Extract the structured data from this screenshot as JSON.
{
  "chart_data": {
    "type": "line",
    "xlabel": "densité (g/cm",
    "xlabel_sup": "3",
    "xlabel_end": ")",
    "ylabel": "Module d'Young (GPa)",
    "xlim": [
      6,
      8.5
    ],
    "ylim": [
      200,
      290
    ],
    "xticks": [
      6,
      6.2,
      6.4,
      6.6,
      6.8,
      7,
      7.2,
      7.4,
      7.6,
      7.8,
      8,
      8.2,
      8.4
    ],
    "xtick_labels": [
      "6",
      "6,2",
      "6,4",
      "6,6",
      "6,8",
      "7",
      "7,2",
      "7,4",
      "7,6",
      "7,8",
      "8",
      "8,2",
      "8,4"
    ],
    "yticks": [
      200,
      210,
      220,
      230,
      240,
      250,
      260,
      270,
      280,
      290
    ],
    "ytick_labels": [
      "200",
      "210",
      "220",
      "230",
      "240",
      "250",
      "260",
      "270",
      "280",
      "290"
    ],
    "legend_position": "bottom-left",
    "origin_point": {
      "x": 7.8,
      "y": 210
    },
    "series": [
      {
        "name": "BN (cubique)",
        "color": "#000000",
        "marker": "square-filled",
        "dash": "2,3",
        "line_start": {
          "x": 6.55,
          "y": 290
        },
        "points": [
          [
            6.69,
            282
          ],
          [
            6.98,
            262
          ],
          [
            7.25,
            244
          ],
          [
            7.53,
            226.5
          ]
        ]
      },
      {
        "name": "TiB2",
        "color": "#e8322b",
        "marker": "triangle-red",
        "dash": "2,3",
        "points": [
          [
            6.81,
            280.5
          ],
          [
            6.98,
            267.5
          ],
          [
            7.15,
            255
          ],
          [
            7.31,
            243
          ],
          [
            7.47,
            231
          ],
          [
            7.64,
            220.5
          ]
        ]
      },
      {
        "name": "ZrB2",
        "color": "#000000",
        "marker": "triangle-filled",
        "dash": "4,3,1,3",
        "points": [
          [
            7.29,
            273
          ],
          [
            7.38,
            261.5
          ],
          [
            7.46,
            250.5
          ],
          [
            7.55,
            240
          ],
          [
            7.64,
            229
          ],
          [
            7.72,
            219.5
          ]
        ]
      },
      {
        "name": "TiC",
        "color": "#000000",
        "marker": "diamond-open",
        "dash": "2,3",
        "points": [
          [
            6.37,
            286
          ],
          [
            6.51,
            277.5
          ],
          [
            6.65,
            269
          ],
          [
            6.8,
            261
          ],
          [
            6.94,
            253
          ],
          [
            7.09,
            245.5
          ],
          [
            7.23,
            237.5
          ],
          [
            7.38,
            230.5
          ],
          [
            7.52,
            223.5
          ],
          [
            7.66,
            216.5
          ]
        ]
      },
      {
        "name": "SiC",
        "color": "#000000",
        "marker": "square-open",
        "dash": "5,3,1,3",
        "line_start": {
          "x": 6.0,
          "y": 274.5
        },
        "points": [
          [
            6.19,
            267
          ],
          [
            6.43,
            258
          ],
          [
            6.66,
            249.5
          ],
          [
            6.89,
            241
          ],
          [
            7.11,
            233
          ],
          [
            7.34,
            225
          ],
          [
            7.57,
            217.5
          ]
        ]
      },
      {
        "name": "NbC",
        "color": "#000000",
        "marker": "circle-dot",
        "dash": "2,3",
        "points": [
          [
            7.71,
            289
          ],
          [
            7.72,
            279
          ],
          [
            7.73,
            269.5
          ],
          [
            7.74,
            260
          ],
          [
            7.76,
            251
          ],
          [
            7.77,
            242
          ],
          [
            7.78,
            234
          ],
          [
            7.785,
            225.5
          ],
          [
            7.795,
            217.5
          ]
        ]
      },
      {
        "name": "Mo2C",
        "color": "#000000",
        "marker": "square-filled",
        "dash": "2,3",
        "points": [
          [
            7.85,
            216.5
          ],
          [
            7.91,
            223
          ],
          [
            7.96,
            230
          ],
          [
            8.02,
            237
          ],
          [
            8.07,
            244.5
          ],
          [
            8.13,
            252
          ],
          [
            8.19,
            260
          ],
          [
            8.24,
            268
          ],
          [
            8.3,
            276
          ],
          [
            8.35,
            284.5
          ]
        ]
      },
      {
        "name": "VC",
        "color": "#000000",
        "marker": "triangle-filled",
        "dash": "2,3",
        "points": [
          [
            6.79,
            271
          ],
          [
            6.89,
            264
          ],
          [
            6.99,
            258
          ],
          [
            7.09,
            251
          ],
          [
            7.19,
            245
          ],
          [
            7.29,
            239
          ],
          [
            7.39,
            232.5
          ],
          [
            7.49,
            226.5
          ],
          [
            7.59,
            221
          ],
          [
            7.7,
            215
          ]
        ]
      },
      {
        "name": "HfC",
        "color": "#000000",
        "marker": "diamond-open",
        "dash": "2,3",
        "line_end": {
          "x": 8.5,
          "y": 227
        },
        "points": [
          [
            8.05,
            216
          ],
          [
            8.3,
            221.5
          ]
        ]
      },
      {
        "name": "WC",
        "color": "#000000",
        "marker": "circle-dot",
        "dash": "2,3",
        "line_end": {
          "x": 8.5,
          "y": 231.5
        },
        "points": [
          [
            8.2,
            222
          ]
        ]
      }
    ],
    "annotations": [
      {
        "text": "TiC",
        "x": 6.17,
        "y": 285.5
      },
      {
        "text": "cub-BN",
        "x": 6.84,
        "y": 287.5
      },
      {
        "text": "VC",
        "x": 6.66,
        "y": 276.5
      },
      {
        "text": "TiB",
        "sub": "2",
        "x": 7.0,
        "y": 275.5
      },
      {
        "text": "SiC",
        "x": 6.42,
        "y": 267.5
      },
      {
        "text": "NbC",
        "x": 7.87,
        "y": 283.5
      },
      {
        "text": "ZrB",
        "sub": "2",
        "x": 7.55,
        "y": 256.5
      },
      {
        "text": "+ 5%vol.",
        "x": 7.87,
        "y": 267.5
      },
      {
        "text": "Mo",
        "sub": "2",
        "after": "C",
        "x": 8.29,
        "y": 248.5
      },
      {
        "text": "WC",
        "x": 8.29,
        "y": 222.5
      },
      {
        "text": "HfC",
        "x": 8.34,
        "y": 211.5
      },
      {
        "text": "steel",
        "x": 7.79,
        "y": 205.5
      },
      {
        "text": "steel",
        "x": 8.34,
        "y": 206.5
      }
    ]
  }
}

┄┄┄┄┄┄┄┄┄┄

__Instructions for the task__
All of the entries above must be quoted exactly.

__Task solution__
Extract the structured data from this screenshot as JSON.
{
  "chart_data": {
    "type": "line",
    "xlabel": "densité (g/cm",
    "xlabel_sup": "3",
    "xlabel_end": ")",
    "ylabel": "Module d'Young (GPa)",
    "xlim": [
      6,
      8.5
    ],
    "ylim": [
      200,
      290
    ],
    "xticks": [
      6,
      6.2,
      6.4,
      6.6,
      6.8,
      7,
      7.2,
      7.4,
      7.6,
      7.8,
      8,
      8.2,
      8.4
    ],
    "xtick_labels": [
      "6",
      "6,2",
      "6,4",
      "6,6",
      "6,8",
      "7",
      "7,2",
      "7,4",
      "7,6",
      "7,8",
      "8",
      "8,2",
      "8,4"
    ],
    "yticks": [
      200,
      210,
      220,
      230,
      240,
      250,
      260,
      270,
      280,
      290
    ],
    "ytick_labels": [
      "200",
      "210",
      "220",
      "230",
      "240",
      "250",
      "260",
      "270",
      "280",
      "290"
    ],
    "legend_position": "bottom-left",
    "origin_point": {
      "x": 7.8,
      "y": 210
    },
    "series": [
      {
        "name": "BN (cubique)",
        "color": "#000000",
        "marker": "square-filled",
        "dash": "2,3",
        "line_start": {
          "x": 6.55,
          "y": 290
        },
        "points": [
          [
            6.69,
            282
          ],
          [
            6.98,
            262
          ],
          [
            7.25,
            244
          ],
          [
            7.53,
            226.5
          ]
        ]
      },
      {
        "name": "TiB2",
        "color": "#e8322b",
        "marker": "triangle-red",
        "dash": "2,3",
        "points": [
          [
            6.81,
            280.5
          ],
          [
            6.98,
            267.5
          ],
          [
            7.15,
            255
          ],
          [
            7.31,
            243
          ],
          [
            7.47,
            231
          ],
          [
            7.64,
            220.5
          ]
        ]
      },
      {
        "name": "ZrB2",
        "color": "#000000",
        "marker": "triangle-filled",
        "dash": "4,3,1,3",
        "points": [
          [
            7.29,
            273
          ],
          [
            7.38,
            261.5
          ],
          [
            7.46,
            250.5
          ],
          [
            7.55,
            240
          ],
          [
            7.64,
            229
          ],
          [
            7.72,
            219.5
          ]
        ]
      },
      {
        "name": "TiC",
        "color": "#000000",
        "marker": "diamond-open",
        "dash": "2,3",
        "points": [
          [
            6.37,
            286
          ],
          [
            6.51,
            277.5
          ],
          [
            6.65,
            269
          ],
          [
            6.8,
            261
          ],
          [
            6.94,
            253
          ],
          [
            7.09,
            245.5
          ],
          [
            7.23,
            237.5
          ],
          [
            7.38,
            230.5
          ],
          [
            7.52,
            223.5
          ],
          [
            7.66,
            216.5
          ]
        ]
      },
      {
        "name": "SiC",
        "color": "#000000",
        "marker": "square-open",
        "dash": "5,3,1,3",
        "line_start": {
          "x": 6.0,
          "y": 274.5
        },
        "points": [
          [
            6.19,
            267
          ],
          [
            6.43,
            258
          ],
          [
            6.66,
            249.5
          ],
          [
            6.89,
            241
          ],
          [
            7.11,
            233
          ],
          [
            7.34,
            225
          ],
          [
            7.57,
            217.5
          ]
        ]
      },
      {
        "name": "NbC",
        "color": "#000000",
        "marker": "circle-dot",
        "dash": "2,3",
        "points": [
          [
            7.71,
            289
          ],
          [
            7.72,
            279
          ],
          [
            7.73,
            269.5
          ],
          [
            7.74,
            260
          ],
          [
            7.76,
            251
          ],
          [
            7.77,
            242
          ],
          [
            7.78,
            234
          ],
          [
            7.785,
            225.5
          ],
          [
            7.795,
            217.5
          ]
        ]
      },
      {
        "name": "Mo2C",
        "color": "#000000",
        "marker": "square-filled",
        "dash": "2,3",
        "points": [
          [
            7.85,
            216.5
          ],
          [
            7.91,
            223
          ],
          [
            7.96,
            230
          ],
          [
            8.02,
            237
          ],
          [
            8.07,
            244.5
          ],
          [
            8.13,
            252
          ],
          [
            8.19,
            260
          ],
          [
            8.24,
            268
          ],
          [
            8.3,
            276
          ],
          [
            8.35,
            284.5
          ]
        ]
      },
      {
        "name": "VC",
        "color": "#000000",
        "marker": "triangle-filled",
        "dash": "2,3",
        "points": [
          [
            6.79,
            271
          ],
          [
            6.89,
            264
          ],
          [
            6.99,
            258
          ],
          [
            7.09,
            251
          ],
          [
            7.19,
            245
          ],
          [
            7.29,
            239
          ],
          [
            7.39,
            232.5
          ],
          [
            7.49,
            226.5
          ],
          [
            7.59,
            221
          ],
          [
            7.7,
            215
          ]
        ]
      },
      {
        "name": "HfC",
        "color": "#000000",
        "marker": "diamond-open",
        "dash": "2,3",
        "line_end": {
          "x": 8.5,
          "y": 227
        },
        "points": [
          [
            8.05,
            216
          ],
          [
            8.3,
            221.5
          ]
        ]
      },
      {
        "name": "WC",
        "color": "#000000",
        "marker": "circle-dot",
        "dash": "2,3",
        "line_end": {
          "x": 8.5,
          "y": 231.5
        },
        "points": [
          [
            8.2,
            222
          ]
        ]
      }
    ],
    "annotations": [
      {
        "text": "TiC",
        "x": 6.17,
        "y": 285.5
      },
      {
        "text": "cub-BN",
        "x": 6.84,
        "y": 287.5
      },
      {
        "text": "VC",
        "x": 6.66,
        "y": 276.5
      },
      {
        "text": "TiB",
        "sub": "2",
        "x": 7.0,
        "y": 275.5
      },
      {
        "text": "SiC",
        "x": 6.42,
        "y": 267.5
      },
      {
        "text": "NbC",
        "x": 7.87,
        "y": 283.5
      },
      {
        "text": "ZrB",
        "sub": "2",
        "x": 7.55,
        "y": 256.5
      },
      {
        "text": "+ 5%vol.",
        "x": 7.87,
        "y": 267.5
      },
      {
        "text": "Mo",
        "sub": "2",
        "after": "C",
        "x": 8.29,
        "y": 248.5
      },
      {
        "text": "WC",
        "x": 8.29,
        "y": 222.5
      },
      {
        "text": "HfC",
        "x": 8.34,
        "y": 211.5
      },
      {
        "text": "steel",
        "x": 7.79,
        "y": 205.5
      },
      {
        "text": "steel",
        "x": 8.34,
        "y": 206.5
      }
    ]
  }
}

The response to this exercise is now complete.